* _Tareas por realizar_
[1] De acuerdo con el artículo sobre los verdes alemanes, ¿por qué le interesa mucho al autor lo que hacen? Responde en una a tres oraciones.
[2] Continúa el artículo sobre los verdes alemanes a partir de su última oración.

* _Fragmento de texto_

Por fin los verdes se hacen verdes. Por Francisco Sosa Wagner

Recuerdo a los verdes cuando irrumpieron en el panorama político alemán, allá por los años sesenta, con sus vestimentas y sus apuestas capilares atípicas. Los señorones de la democracia establecida se reían de ellos y se preguntaban con ironía dónde llegarían semejantes estantiguas. Pues las tales llegaron, pasados unos años, a compartir decisivamente los destinos de Alemania y ahora, según las encuestas, es posible que se queden con el santo y la limosna del poder político.

Me interesa mucho lo que hacen porque creo que han llevado aire fresco allí donde había miasmas engordadas, elementos patógenos muy acomodados y han introducido colores amables y gráciles en un cuadro que se pasaba de oscuro y adusto. En el Parlamento europeo tengo excelentes relaciones con ellos porque los veo serios y persuasivos. Su jefe de filas, Cohn-Bendit, es un parlamentario que lleva la llama prendida en la palabra.

* _Datos proporcionados_
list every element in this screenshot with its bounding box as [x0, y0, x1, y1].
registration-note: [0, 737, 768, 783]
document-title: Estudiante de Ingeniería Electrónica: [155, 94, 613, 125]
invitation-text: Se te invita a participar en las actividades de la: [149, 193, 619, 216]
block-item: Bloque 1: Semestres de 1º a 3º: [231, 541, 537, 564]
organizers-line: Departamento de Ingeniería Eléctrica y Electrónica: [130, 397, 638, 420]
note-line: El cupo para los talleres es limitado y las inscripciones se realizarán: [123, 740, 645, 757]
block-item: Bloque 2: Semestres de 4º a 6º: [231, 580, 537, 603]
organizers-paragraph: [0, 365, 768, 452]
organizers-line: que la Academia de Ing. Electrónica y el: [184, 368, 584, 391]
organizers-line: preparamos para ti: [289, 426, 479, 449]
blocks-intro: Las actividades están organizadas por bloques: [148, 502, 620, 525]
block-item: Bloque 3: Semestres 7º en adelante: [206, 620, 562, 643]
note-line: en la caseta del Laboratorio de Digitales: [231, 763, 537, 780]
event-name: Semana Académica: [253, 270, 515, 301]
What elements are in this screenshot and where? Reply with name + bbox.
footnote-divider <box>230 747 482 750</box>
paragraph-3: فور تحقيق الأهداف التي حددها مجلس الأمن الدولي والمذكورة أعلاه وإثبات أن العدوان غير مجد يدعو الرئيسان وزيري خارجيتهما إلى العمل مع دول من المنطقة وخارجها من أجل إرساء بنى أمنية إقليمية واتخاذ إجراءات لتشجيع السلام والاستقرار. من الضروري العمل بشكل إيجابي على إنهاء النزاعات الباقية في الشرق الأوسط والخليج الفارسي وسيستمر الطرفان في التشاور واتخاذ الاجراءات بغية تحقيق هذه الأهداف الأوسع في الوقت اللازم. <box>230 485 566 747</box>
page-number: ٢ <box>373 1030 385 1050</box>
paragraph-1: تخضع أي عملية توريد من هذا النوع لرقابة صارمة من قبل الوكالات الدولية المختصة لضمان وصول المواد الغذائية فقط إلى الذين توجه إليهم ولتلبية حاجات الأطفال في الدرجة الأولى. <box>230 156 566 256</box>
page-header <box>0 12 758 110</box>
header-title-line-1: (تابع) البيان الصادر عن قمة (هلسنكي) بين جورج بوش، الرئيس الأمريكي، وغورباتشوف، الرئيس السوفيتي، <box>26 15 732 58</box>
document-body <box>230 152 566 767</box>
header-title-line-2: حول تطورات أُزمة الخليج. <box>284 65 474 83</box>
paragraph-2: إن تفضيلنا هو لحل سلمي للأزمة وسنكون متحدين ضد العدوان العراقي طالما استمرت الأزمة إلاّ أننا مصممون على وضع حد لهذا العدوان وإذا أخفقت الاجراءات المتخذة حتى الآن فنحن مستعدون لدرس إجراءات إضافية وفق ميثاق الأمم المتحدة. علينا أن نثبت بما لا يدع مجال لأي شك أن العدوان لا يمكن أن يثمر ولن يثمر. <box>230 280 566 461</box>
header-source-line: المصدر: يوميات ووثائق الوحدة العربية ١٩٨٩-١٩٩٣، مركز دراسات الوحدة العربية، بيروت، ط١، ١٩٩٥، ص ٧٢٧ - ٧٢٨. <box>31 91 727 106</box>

* _Respuestas_
[1] Le interesa porque cree que han llevado aire fresco allí donde había miasmas engordadas y elementos patógenos muy acomodados. También cree que han introducido colores amables y gráciles en un cuadro que se pasaba de oscuro y adusto.

[2]
Me divierte además observar las contradicciones en las que se mueven pues, a base de luchar contra la energía nuclear, se han convertido en los mejores agentes de la industria del gas y ahí está mi admirado Joschka Fischer, agente a sueldo de un gran consorcio, como testimonio. Y para qué hablar de lo a gusto que todo el cotarro de las renovables se encuentra con sus mensajes ... Hoy no existe en Alemania negocio más rentable que el de los paneles y los molinos, instalados aquí y allá sin la menor protesta verde aunque afecten a los pececitos indefensos y a las plantitas inocentes del mar Báltico.

Pero ya sabemos, a estas alturas, que la vida es el arte de administrar las contradicciones.

Ahora, en su afán por alejar a la ciudadanía de cualquier peligro de los que acechan en esta civilización esquilmadora, acaban de presentar en el Bundestag una inquietante pregunta, dirigida al Gobierno, que preside una mujer -¡y qué mujer!-, para interesarse por la seguridad de los consoladores y vibradores pues, al parecer, albergan estos una sustancia llamado ftalatos que, al alterar el equilibrio hormonal, acaban produciendo una porción de consecuencias indeseables: cáncer de útero, diabetes, cefaleas, transtornos digestivos, infertilidad, me imagino que ganas de morder al vecino y no sé cuántas tropelías más. Incluso se dice que desgana frente a los editoriales de los periódicos.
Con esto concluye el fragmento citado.